Skip the pictures and repeat each line of the data exactly.

» Supplied entries:
╭──

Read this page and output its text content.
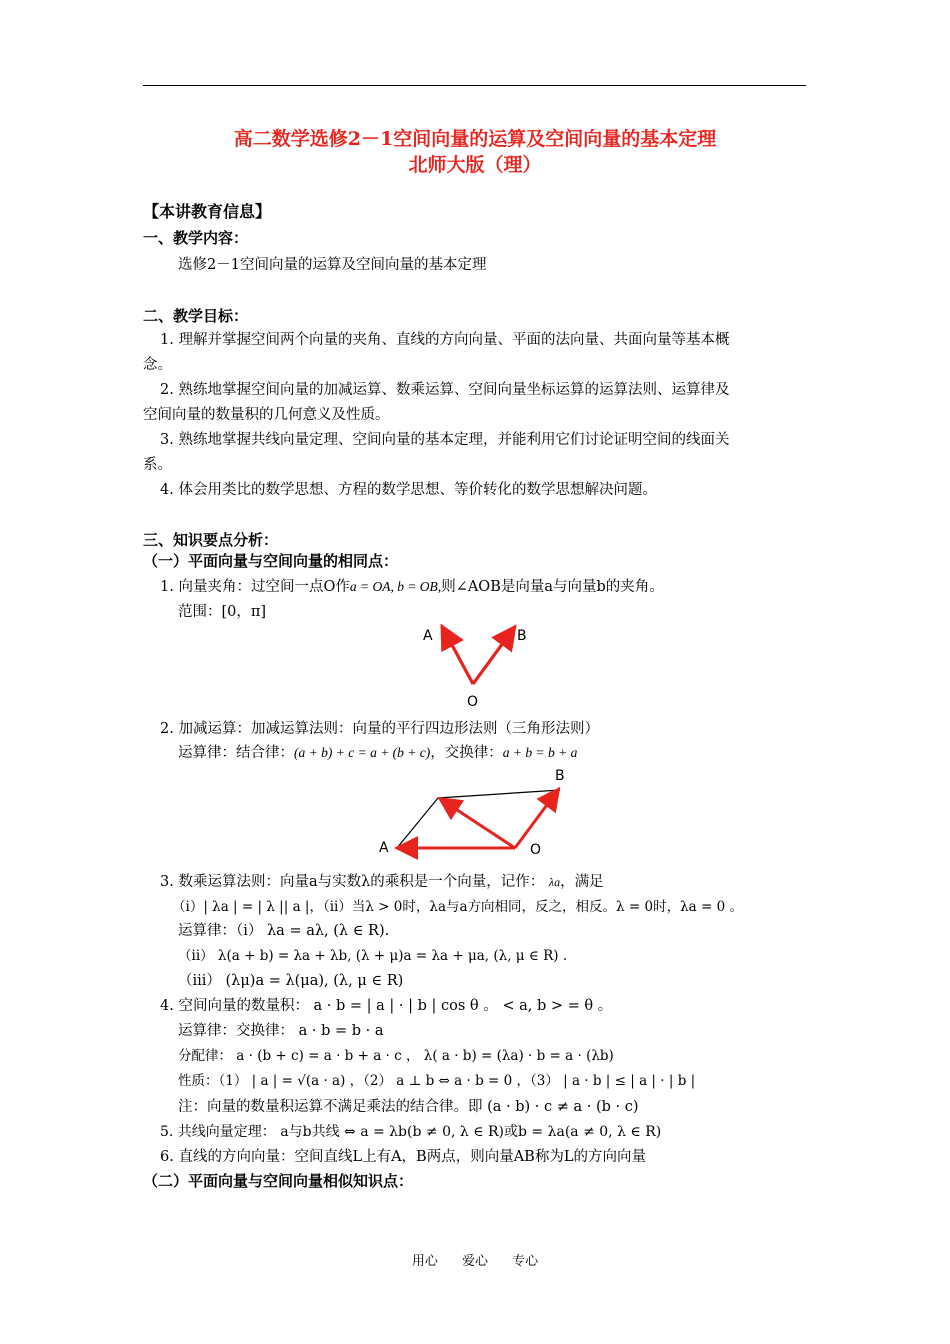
高二数学选修2－1空间向量的运算及空间向量的基本定理
北师大版（理）
【本讲教育信息】
一、教学内容：
选修2－1空间向量的运算及空间向量的基本定理
二、教学目标：
1. 理解并掌握空间两个向量的夹角、直线的方向向量、平面的法向量、共面向量等基本概
念。
2. 熟练地掌握空间向量的加减运算、数乘运算、空间向量坐标运算的运算法则、运算律及
空间向量的数量积的几何意义及性质。
3. 熟练地掌握共线向量定理、空间向量的基本定理，并能利用它们讨论证明空间的线面关
系。
4. 体会用类比的数学思想、方程的数学思想、等价转化的数学思想解决问题。
三、知识要点分析：
（一）平面向量与空间向量的相同点：
1. 向量夹角：过空间一点O作a = OA, b = OB,则∠AOB是向量a与向量b的夹角。
范围：[0，π]
A	B
O
2. 加减运算：加减运算法则：向量的平行四边形法则（三角形法则）
运算律：结合律：(a + b) + c = a + (b + c)，交换律：a + b = b + a
B
A	O
3. 数乘运算法则：向量a与实数λ的乘积是一个向量，记作： λa，满足
（i）| λa | = | λ || a |，（ii）当λ > 0时，λa与a方向相同，反之，相反。λ = 0时，λa = 0 。
运算律：（i） λa = aλ, (λ ∈ R).
（ii） λ(a + b) = λa + λb, (λ + μ)a = λa + μa, (λ, μ ∈ R) .
（iii） (λμ)a = λ(μa), (λ, μ ∈ R)
4. 空间向量的数量积： a · b = | a | · | b | cos θ 。 < a, b > = θ 。
运算律：交换律： a · b = b · a
分配律： a · (b + c) = a · b + a · c ， λ( a · b) = (λa) · b = a · (λb)
性质：（1） | a | = √(a · a) ，（2） a ⊥ b ⇔ a · b = 0 ，（3） | a · b | ≤ | a | · | b |
注：向量的数量积运算不满足乘法的结合律。即 (a · b) · c ≠ a · (b · c)
5. 共线向量定理： a与b共线 ⇔ a = λb(b ≠ 0, λ ∈ R)或b = λa(a ≠ 0, λ ∈ R)
6. 直线的方向向量：空间直线L上有A，B两点，则向量AB称为L的方向向量
（二）平面向量与空间向量相似知识点：
用心 爱心 专心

╰──

» Task output:
Read this page and output its text content.
高二数学选修2－1空间向量的运算及空间向量的基本定理
北师大版（理）
【本讲教育信息】
一、教学内容：
选修2－1空间向量的运算及空间向量的基本定理
二、教学目标：
1. 理解并掌握空间两个向量的夹角、直线的方向向量、平面的法向量、共面向量等基本概
念。
2. 熟练地掌握空间向量的加减运算、数乘运算、空间向量坐标运算的运算法则、运算律及
空间向量的数量积的几何意义及性质。
3. 熟练地掌握共线向量定理、空间向量的基本定理，并能利用它们讨论证明空间的线面关
系。
4. 体会用类比的数学思想、方程的数学思想、等价转化的数学思想解决问题。
三、知识要点分析：
（一）平面向量与空间向量的相同点：
1. 向量夹角：过空间一点O作a = OA, b = OB,则∠AOB是向量a与向量b的夹角。
范围：[0，π]
A	B
O
2. 加减运算：加减运算法则：向量的平行四边形法则（三角形法则）
运算律：结合律：(a + b) + c = a + (b + c)，交换律：a + b = b + a
B
A	O
3. 数乘运算法则：向量a与实数λ的乘积是一个向量，记作： λa，满足
（i）| λa | = | λ || a |，（ii）当λ > 0时，λa与a方向相同，反之，相反。λ = 0时，λa = 0 。
运算律：（i） λa = aλ, (λ ∈ R).
（ii） λ(a + b) = λa + λb, (λ + μ)a = λa + μa, (λ, μ ∈ R) .
（iii） (λμ)a = λ(μa), (λ, μ ∈ R)
4. 空间向量的数量积： a · b = | a | · | b | cos θ 。 < a, b > = θ 。
运算律：交换律： a · b = b · a
分配律： a · (b + c) = a · b + a · c ， λ( a · b) = (λa) · b = a · (λb)
性质：（1） | a | = √(a · a) ，（2） a ⊥ b ⇔ a · b = 0 ，（3） | a · b | ≤ | a | · | b |
注：向量的数量积运算不满足乘法的结合律。即 (a · b) · c ≠ a · (b · c)
5. 共线向量定理： a与b共线 ⇔ a = λb(b ≠ 0, λ ∈ R)或b = λa(a ≠ 0, λ ∈ R)
6. 直线的方向向量：空间直线L上有A，B两点，则向量AB称为L的方向向量
（二）平面向量与空间向量相似知识点：
用心 爱心 专心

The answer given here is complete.